Aim of the task
In this exercise, print only the lines from the line with "Convert this screenshot" to the last line of the data below, inclusive. Any pictures should be left out.

Data extract
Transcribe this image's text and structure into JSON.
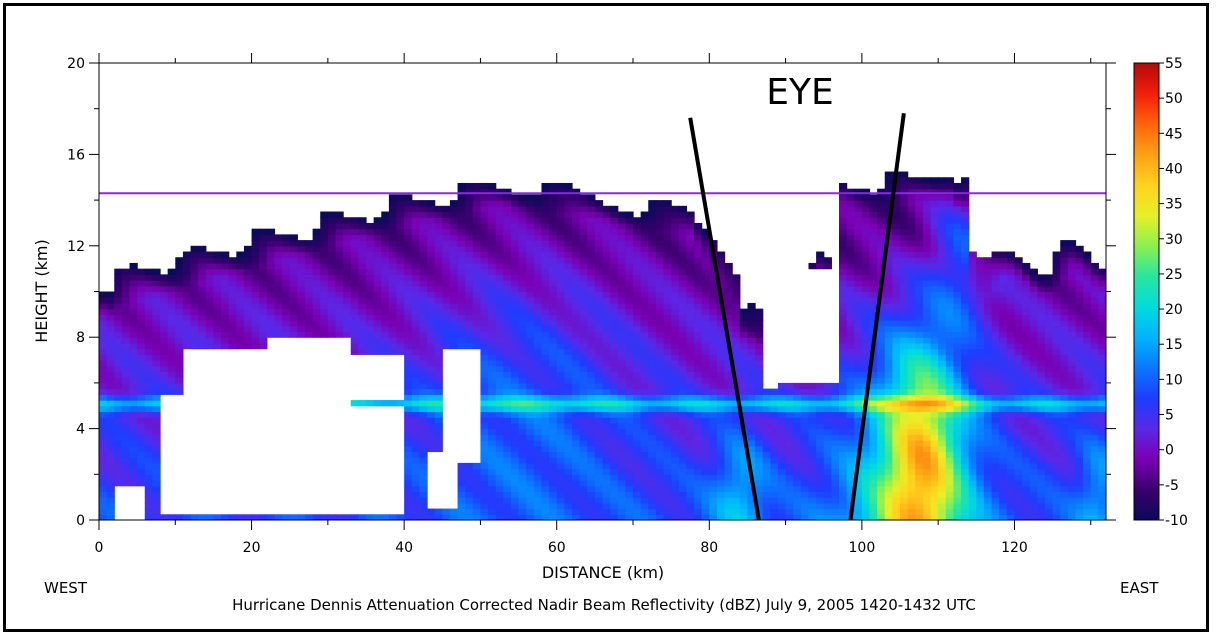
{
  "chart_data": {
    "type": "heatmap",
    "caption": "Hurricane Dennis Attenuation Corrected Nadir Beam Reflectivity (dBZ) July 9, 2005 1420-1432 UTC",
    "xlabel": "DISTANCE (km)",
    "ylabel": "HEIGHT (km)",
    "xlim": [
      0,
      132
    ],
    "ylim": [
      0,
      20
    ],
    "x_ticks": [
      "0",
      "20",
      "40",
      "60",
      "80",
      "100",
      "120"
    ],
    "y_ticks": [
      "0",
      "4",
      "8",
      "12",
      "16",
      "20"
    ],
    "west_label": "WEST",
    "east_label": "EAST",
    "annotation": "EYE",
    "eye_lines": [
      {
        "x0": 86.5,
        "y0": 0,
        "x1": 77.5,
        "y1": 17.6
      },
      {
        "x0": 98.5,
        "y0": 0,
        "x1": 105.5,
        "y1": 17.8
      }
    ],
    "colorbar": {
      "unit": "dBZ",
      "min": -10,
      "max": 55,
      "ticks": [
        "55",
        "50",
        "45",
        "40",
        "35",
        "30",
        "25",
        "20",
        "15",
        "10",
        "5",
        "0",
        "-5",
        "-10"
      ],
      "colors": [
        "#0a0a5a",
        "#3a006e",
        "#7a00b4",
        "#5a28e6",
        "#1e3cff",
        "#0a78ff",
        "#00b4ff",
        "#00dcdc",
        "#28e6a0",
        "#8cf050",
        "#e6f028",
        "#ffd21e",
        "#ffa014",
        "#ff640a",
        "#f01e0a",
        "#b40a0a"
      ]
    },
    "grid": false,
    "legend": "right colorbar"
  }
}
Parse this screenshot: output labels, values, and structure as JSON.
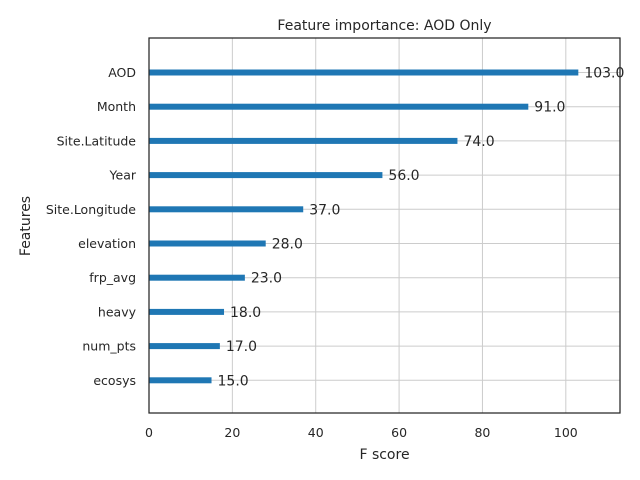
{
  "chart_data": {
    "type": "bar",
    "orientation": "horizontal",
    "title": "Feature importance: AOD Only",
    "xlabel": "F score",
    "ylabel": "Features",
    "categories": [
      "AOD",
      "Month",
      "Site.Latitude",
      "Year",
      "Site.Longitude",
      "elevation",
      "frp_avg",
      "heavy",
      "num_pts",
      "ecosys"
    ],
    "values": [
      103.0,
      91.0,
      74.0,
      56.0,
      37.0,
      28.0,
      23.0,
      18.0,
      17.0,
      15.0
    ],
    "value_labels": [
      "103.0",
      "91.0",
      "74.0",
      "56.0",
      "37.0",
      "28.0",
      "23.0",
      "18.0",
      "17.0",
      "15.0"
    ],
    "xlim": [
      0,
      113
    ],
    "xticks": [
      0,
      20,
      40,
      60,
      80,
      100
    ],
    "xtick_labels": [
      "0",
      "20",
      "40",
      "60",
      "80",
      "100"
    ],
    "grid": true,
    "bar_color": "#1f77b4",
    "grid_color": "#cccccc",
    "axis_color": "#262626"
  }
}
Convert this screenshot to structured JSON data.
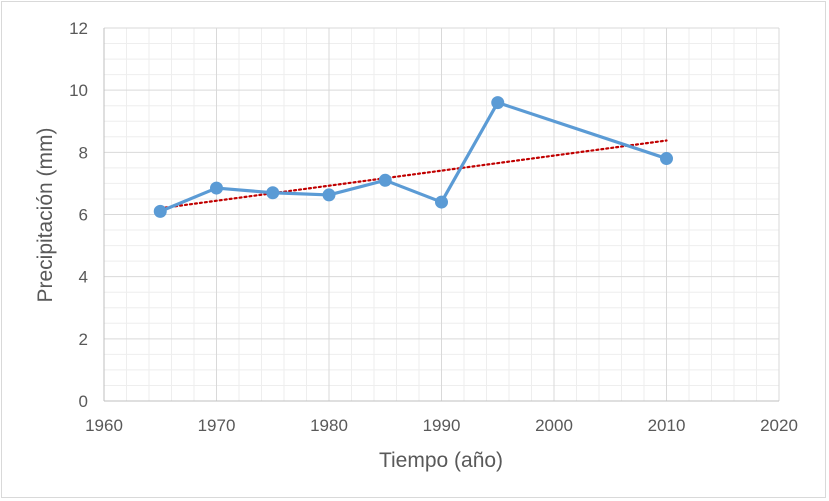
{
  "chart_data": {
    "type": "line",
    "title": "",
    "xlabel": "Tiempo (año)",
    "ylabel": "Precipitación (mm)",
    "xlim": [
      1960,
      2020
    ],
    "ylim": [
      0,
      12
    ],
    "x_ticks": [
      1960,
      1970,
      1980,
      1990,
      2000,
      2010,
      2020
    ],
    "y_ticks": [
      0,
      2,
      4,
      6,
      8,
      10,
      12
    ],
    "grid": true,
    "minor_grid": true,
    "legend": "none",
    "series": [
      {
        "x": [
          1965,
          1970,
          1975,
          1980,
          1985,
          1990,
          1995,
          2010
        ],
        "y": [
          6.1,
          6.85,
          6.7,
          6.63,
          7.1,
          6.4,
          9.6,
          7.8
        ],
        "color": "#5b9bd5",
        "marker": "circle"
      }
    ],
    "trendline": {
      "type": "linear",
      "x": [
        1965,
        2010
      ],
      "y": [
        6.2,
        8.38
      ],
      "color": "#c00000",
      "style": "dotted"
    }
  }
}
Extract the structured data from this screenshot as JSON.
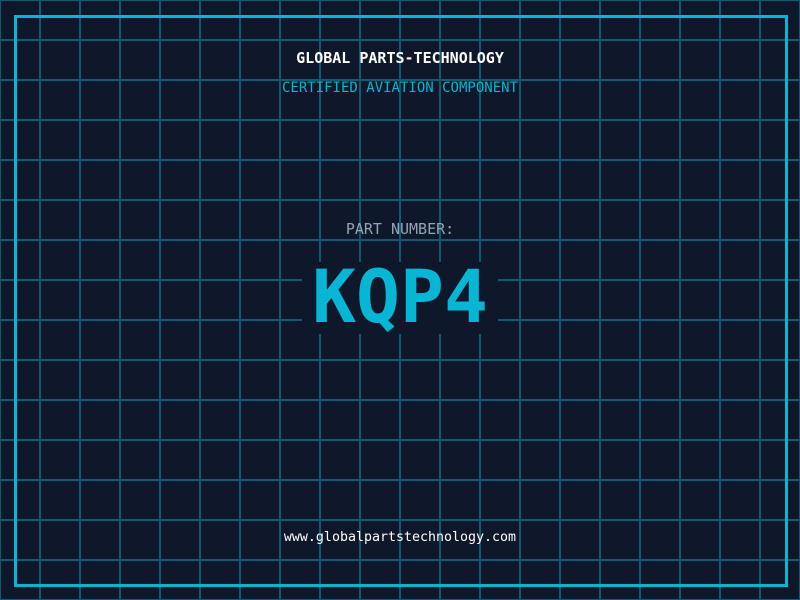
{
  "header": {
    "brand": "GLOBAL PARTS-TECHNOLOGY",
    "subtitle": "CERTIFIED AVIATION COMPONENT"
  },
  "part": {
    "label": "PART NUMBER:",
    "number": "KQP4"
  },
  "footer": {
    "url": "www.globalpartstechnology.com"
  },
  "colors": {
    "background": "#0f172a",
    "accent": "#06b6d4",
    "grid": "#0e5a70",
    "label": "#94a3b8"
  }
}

Finished answer
Convert this screenshot to structured JSON data.
{
  "chart_data": {
    "type": "line",
    "title": "",
    "xlabel": "Tiempo (año)",
    "ylabel": "Precipitación (mm)",
    "xlim": [
      1960,
      2020
    ],
    "ylim": [
      0,
      12
    ],
    "x_ticks": [
      1960,
      1970,
      1980,
      1990,
      2000,
      2010,
      2020
    ],
    "y_ticks": [
      0,
      2,
      4,
      6,
      8,
      10,
      12
    ],
    "grid": true,
    "minor_grid": true,
    "legend": "none",
    "series": [
      {
        "x": [
          1965,
          1970,
          1975,
          1980,
          1985,
          1990,
          1995,
          2010
        ],
        "y": [
          6.1,
          6.85,
          6.7,
          6.63,
          7.1,
          6.4,
          9.6,
          7.8
        ],
        "color": "#5b9bd5",
        "marker": "circle"
      }
    ],
    "trendline": {
      "type": "linear",
      "x": [
        1965,
        2010
      ],
      "y": [
        6.2,
        8.38
      ],
      "color": "#c00000",
      "style": "dotted"
    }
  }
}
Extract the structured data from this screenshot as JSON.
{
  "header": {
    "brand": "GLOBAL PARTS-TECHNOLOGY",
    "subtitle": "CERTIFIED AVIATION COMPONENT"
  },
  "part": {
    "label": "PART NUMBER:",
    "number": "KQP4"
  },
  "footer": {
    "url": "www.globalpartstechnology.com"
  },
  "colors": {
    "background": "#0f172a",
    "accent": "#06b6d4",
    "grid": "#0e5a70",
    "label": "#94a3b8"
  }
}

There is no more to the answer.